╭──
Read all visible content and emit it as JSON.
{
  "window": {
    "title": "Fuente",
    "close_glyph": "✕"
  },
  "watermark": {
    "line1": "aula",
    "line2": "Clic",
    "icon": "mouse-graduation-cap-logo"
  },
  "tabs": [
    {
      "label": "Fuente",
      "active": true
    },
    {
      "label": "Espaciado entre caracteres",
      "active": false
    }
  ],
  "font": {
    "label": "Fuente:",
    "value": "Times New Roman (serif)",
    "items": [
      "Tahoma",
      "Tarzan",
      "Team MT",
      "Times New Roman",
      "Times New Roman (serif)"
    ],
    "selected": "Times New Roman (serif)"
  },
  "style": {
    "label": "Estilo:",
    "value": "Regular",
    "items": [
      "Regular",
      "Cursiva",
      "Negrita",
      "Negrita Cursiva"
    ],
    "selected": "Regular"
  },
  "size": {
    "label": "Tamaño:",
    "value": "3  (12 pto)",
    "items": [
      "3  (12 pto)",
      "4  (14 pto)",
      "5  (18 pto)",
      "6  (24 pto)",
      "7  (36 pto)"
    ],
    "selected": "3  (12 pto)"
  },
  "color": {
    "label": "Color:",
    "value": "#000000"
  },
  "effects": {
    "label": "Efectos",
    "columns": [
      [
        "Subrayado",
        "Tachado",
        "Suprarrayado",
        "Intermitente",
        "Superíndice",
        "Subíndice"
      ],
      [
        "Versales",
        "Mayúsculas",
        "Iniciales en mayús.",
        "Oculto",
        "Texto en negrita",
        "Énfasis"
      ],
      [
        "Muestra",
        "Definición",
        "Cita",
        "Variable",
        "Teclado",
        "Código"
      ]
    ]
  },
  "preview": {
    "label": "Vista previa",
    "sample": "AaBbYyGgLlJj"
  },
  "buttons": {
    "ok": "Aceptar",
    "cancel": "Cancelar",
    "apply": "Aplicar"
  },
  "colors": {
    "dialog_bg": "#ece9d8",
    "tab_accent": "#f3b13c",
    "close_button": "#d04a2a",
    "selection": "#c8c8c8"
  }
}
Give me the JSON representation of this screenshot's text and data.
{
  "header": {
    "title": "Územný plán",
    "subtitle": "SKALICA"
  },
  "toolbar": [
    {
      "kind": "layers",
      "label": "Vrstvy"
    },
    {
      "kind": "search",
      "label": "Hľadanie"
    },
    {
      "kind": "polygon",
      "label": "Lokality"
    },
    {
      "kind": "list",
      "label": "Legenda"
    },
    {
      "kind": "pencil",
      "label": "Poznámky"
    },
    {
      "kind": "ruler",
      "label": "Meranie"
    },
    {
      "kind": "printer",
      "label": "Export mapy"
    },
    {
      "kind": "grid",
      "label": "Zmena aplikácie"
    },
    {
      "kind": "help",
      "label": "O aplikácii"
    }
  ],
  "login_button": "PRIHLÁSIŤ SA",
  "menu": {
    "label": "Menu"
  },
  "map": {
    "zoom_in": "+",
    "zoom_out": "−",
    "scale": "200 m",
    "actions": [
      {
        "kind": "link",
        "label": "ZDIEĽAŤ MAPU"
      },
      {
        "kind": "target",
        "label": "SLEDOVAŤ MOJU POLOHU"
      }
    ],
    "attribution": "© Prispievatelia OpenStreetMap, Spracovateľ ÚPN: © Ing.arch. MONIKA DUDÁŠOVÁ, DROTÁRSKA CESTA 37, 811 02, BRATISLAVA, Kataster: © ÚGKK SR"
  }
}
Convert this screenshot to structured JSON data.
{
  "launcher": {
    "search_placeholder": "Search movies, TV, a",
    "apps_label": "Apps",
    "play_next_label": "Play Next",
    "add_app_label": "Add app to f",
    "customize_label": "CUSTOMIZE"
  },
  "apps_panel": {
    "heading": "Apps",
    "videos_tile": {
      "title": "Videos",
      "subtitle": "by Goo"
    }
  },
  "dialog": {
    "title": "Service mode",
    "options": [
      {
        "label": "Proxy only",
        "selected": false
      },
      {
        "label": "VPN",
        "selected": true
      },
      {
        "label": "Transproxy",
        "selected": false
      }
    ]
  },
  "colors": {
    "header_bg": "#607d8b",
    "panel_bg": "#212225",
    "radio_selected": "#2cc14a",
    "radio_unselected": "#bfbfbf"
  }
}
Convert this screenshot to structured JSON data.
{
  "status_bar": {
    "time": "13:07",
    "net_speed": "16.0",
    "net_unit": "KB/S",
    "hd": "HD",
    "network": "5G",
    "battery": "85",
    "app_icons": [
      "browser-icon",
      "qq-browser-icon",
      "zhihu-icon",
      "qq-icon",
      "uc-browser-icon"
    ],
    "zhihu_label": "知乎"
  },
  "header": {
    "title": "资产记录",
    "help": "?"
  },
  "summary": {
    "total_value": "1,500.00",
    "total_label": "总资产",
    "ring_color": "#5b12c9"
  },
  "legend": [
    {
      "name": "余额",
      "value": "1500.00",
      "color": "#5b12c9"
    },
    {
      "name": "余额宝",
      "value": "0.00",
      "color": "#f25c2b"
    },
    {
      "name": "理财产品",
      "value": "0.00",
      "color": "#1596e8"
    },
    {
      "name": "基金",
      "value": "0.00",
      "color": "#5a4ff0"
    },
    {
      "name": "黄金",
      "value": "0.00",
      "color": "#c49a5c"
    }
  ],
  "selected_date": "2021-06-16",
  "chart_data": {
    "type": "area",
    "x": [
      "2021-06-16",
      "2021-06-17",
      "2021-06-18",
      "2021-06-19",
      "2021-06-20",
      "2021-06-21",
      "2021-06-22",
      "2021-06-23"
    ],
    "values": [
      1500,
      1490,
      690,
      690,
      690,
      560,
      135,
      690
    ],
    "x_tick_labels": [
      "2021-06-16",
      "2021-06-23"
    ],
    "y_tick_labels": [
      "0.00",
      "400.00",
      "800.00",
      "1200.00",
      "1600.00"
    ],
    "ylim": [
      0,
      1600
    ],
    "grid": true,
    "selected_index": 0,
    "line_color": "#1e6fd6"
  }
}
╰──
What to do:
Pull out each line of the records holding the string "Times".

Reply:
    "value": "Times New Roman (serif)",
      "Times New Roman",
      "Times New Roman (serif)"
    "selected": "Times New Roman (serif)"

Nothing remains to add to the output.